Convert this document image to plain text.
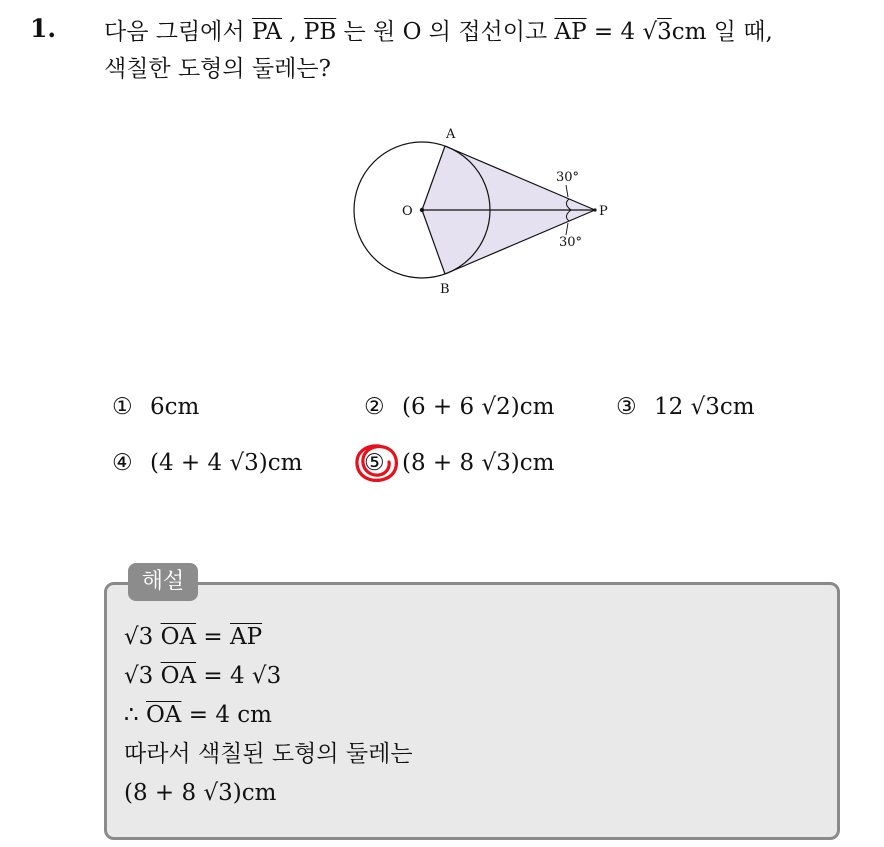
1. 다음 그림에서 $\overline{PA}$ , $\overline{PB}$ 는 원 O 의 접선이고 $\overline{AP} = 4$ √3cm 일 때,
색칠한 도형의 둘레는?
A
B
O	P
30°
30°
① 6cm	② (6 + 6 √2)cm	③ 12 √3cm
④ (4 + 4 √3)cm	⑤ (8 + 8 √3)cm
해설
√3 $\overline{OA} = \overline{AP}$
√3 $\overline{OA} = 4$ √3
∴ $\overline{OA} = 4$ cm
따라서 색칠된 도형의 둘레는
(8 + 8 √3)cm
==
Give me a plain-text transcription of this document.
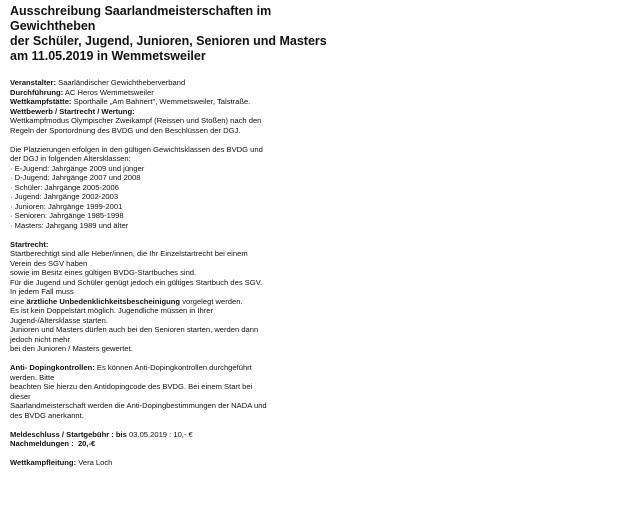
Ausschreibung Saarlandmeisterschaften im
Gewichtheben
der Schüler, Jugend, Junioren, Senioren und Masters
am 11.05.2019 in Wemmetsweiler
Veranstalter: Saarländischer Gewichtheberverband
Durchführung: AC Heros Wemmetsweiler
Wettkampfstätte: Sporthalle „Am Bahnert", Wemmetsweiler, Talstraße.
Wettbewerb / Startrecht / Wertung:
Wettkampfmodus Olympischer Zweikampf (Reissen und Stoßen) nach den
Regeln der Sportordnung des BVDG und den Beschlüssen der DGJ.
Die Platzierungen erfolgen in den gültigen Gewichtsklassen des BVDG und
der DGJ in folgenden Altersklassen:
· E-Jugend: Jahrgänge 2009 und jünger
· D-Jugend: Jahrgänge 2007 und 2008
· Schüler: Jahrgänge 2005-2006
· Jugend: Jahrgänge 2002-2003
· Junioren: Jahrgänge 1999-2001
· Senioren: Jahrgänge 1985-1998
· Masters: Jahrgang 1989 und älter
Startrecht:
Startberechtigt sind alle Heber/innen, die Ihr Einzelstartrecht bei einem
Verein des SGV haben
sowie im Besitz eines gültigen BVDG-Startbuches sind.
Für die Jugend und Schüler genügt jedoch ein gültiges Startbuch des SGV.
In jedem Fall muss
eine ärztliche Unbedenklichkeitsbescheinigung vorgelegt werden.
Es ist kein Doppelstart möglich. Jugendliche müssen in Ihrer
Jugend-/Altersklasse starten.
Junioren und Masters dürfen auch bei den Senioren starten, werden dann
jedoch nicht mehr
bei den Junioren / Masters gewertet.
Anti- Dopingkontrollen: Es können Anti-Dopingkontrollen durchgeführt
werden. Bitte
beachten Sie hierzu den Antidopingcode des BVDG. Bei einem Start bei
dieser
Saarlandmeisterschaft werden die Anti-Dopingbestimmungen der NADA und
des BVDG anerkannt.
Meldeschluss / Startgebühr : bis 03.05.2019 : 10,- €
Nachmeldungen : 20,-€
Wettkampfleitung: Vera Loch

→ **TASK INSTRUCTIONS**
Copy out all lines where the word "plain" appears.

→ **RESPONSE BELOW**
Convert this document image to plain text.
Give me a plain-text transcription of this document.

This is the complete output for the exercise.